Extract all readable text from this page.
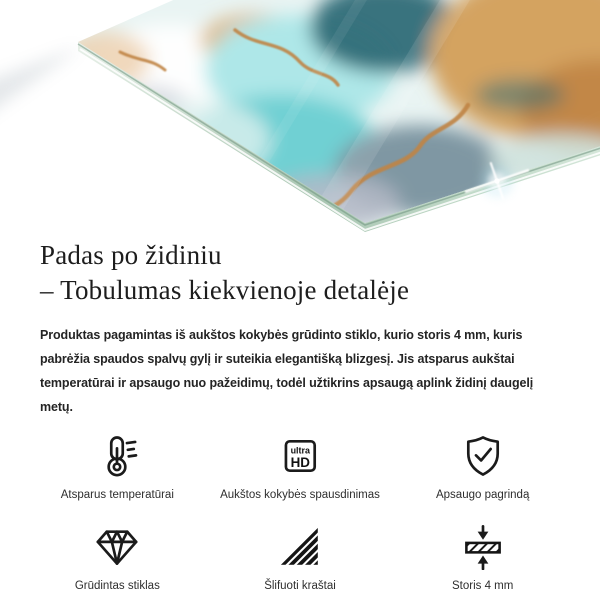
Padas po židiniu
– Tobulumas kiekvienoje detalėje

Produktas pagamintas iš aukštos kokybės grūdinto stiklo, kurio storis 4 mm, kuris pabrėžia spaudos spalvų gylį ir suteikia elegantišką blizgesį. Jis atsparus aukštai temperatūrai ir apsaugo nuo pažeidimų, todėl užtikrins apsaugą aplink židinį daugelį metų.

Atsparus temperatūrai
ultra
HD
Aukštos kokybės spausdinimas	Apsaugo pagrindą
Grūdintas stiklas	Šlifuoti kraštai	Storis 4 mm
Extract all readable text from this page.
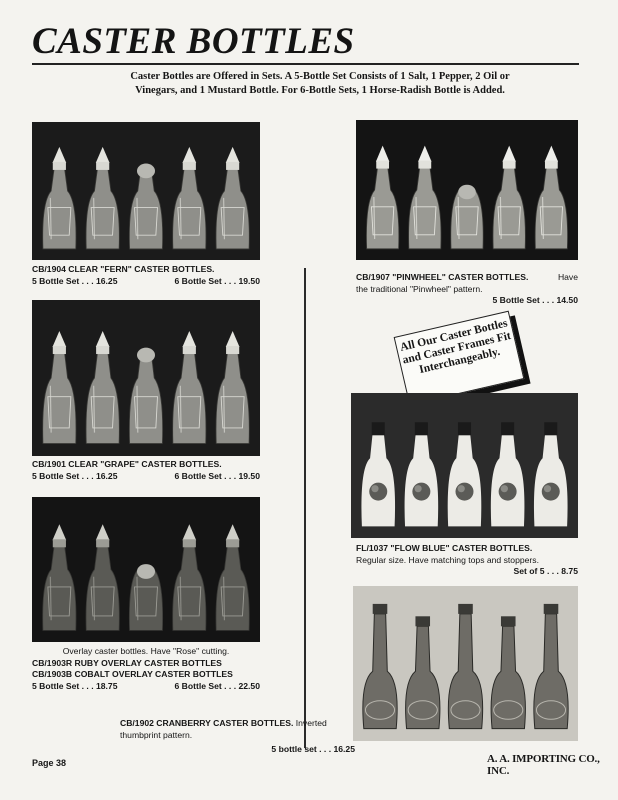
CASTER BOTTLES
Caster Bottles are Offered in Sets. A 5-Bottle Set Consists of 1 Salt, 1 Pepper, 2 Oil or Vinegars, and 1 Mustard Bottle. For 6-Bottle Sets, 1 Horse-Radish Bottle is Added.
CB/1904 CLEAR "FERN" CASTER BOTTLES.
5 Bottle Set . . . 16.25	6 Bottle Set . . . 19.50
CB/1901 CLEAR "GRAPE" CASTER BOTTLES.
5 Bottle Set . . . 16.25	6 Bottle Set . . . 19.50
Overlay caster bottles. Have "Rose" cutting.
CB/1903R RUBY OVERLAY CASTER BOTTLES
CB/1903B COBALT OVERLAY CASTER BOTTLES
5 Bottle Set . . . 18.75	6 Bottle Set . . . 22.50
CB/1907 "PINWHEEL" CASTER BOTTLES.	Have
the traditional "Pinwheel" pattern.
5 Bottle Set . . . 14.50
All Our Caster Bottles and Caster Frames Fit Interchangeably.
FL/1037 "FLOW BLUE" CASTER BOTTLES.
Regular size. Have matching tops and stoppers.
Set of 5 . . . 8.75
CB/1902 CRANBERRY CASTER BOTTLES. Inverted thumbprint pattern.
5 bottle set . . . 16.25
Page 38	A. A. IMPORTING CO., INC.
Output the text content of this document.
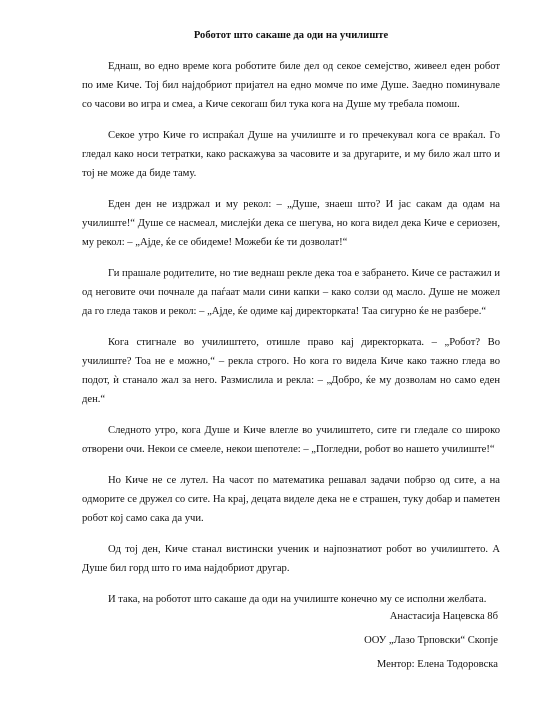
Роботот што сакаше да оди на училиште

Еднаш, во едно време кога роботите биле дел од секое семејство, живеел еден робот по име Киче. Тој бил најдобриот пријател на едно момче по име Душе. Заедно поминувале со часови во игра и смеа, а Киче секогаш бил тука кога на Душе му требала помош.

Секое утро Киче го испраќал Душе на училиште и го пречекувал кога се враќал. Го гледал како носи тетратки, како раскажува за часовите и за другарите, и му било жал што и тој не може да биде таму.

Еден ден не издржал и му рекол: – „Душе, знаеш што? И јас сакам да одам на училиште!“ Душе се насмеал, мислејќи дека се шегува, но кога видел дека Киче е сериозен, му рекол: – „Ајде, ќе се обидеме! Можеби ќе ти дозволат!“

Ги прашале родителите, но тие веднаш рекле дека тоа е забрането. Киче се растажил и од неговите очи почнале да паѓаат мали сини капки – како солзи од масло. Душе не можел да го гледа таков и рекол: – „Ајде, ќе одиме кај директорката! Таа сигурно ќе не разбере.“

Кога стигнале во училиштето, отишле право кај директорката. – „Робот? Во училиште? Тоа не е можно,“ – рекла строго. Но кога го видела Киче како тажно гледа во подот, ѝ станало жал за него. Размислила и рекла: – „Добро, ќе му дозволам но само еден ден.“

Следното утро, кога Душе и Киче влегле во училиштето, сите ги гледале со широко отворени очи. Некои се смееле, некои шепотеле: – „Погледни, робот во нашето училиште!“

Но Киче не се лутел. На часот по математика решавал задачи побрзо од сите, а на одморите се дружел со сите. На крај, децата виделе дека не е страшен, туку добар и паметен робот кој само сака да учи.

Од тој ден, Киче станал вистински ученик и најпознатиот робот во училиштето. А Душе бил горд што го има најдобриот другар.

И така, на роботот што сакаше да оди на училиште конечно му се исполни желбата.

Анастасија Нацевска 8б
ООУ „Лазо Трповски“ Скопје
Ментор: Елена Тодоровска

▸ **Objective**: All of the records above must be copied exactly, except for the pictures.

▸ **Exercise output**:
Extract all readable text from this page.
Padas po židiniu
– Tobulumas kiekvienoje detalėje

Produktas pagamintas iš aukštos kokybės grūdinto stiklo, kurio storis 4 mm, kuris pabrėžia spaudos spalvų gylį ir suteikia elegantišką blizgesį. Jis atsparus aukštai temperatūrai ir apsaugo nuo pažeidimų, todėl užtikrins apsaugą aplink židinį daugelį metų.

Atsparus temperatūrai
ultra
HD
Aukštos kokybės spausdinimas	Apsaugo pagrindą
Grūdintas stiklas	Šlifuoti kraštai	Storis 4 mm
Extract all readable text from this page.
CASTER BOTTLES
Caster Bottles are Offered in Sets. A 5-Bottle Set Consists of 1 Salt, 1 Pepper, 2 Oil or Vinegars, and 1 Mustard Bottle. For 6-Bottle Sets, 1 Horse-Radish Bottle is Added.
CB/1904 CLEAR "FERN" CASTER BOTTLES.
5 Bottle Set . . . 16.25	6 Bottle Set . . . 19.50
CB/1901 CLEAR "GRAPE" CASTER BOTTLES.
5 Bottle Set . . . 16.25	6 Bottle Set . . . 19.50
Overlay caster bottles. Have "Rose" cutting.
CB/1903R RUBY OVERLAY CASTER BOTTLES
CB/1903B COBALT OVERLAY CASTER BOTTLES
5 Bottle Set . . . 18.75	6 Bottle Set . . . 22.50
CB/1907 "PINWHEEL" CASTER BOTTLES.	Have
the traditional "Pinwheel" pattern.
5 Bottle Set . . . 14.50
All Our Caster Bottles and Caster Frames Fit Interchangeably.
FL/1037 "FLOW BLUE" CASTER BOTTLES.
Regular size. Have matching tops and stoppers.
Set of 5 . . . 8.75
CB/1902 CRANBERRY CASTER BOTTLES. Inverted thumbprint pattern.
5 bottle set . . . 16.25
Page 38	A. A. IMPORTING CO., INC.
Output the text content of this document.
Роботот што сакаше да оди на училиште

Еднаш, во едно време кога роботите биле дел од секое семејство, живеел еден робот по име Киче. Тој бил најдобриот пријател на едно момче по име Душе. Заедно поминувале со часови во игра и смеа, а Киче секогаш бил тука кога на Душе му требала помош.

Секое утро Киче го испраќал Душе на училиште и го пречекувал кога се враќал. Го гледал како носи тетратки, како раскажува за часовите и за другарите, и му било жал што и тој не може да биде таму.

Еден ден не издржал и му рекол: – „Душе, знаеш што? И јас сакам да одам на училиште!“ Душе се насмеал, мислејќи дека се шегува, но кога видел дека Киче е сериозен, му рекол: – „Ајде, ќе се обидеме! Можеби ќе ти дозволат!“

Ги прашале родителите, но тие веднаш рекле дека тоа е забрането. Киче се растажил и од неговите очи почнале да паѓаат мали сини капки – како солзи од масло. Душе не можел да го гледа таков и рекол: – „Ајде, ќе одиме кај директорката! Таа сигурно ќе не разбере.“

Кога стигнале во училиштето, отишле право кај директорката. – „Робот? Во училиште? Тоа не е можно,“ – рекла строго. Но кога го видела Киче како тажно гледа во подот, ѝ станало жал за него. Размислила и рекла: – „Добро, ќе му дозволам но само еден ден.“

Следното утро, кога Душе и Киче влегле во училиштето, сите ги гледале со широко отворени очи. Некои се смееле, некои шепотеле: – „Погледни, робот во нашето училиште!“

Но Киче не се лутел. На часот по математика решавал задачи побрзо од сите, а на одморите се дружел со сите. На крај, децата виделе дека не е страшен, туку добар и паметен робот кој само сака да учи.

Од тој ден, Киче станал вистински ученик и најпознатиот робот во училиштето. А Душе бил горд што го има најдобриот другар.

И така, на роботот што сакаше да оди на училиште конечно му се исполни желбата.

Анастасија Нацевска 8б
ООУ „Лазо Трповски“ Скопје
Ментор: Елена Тодоровска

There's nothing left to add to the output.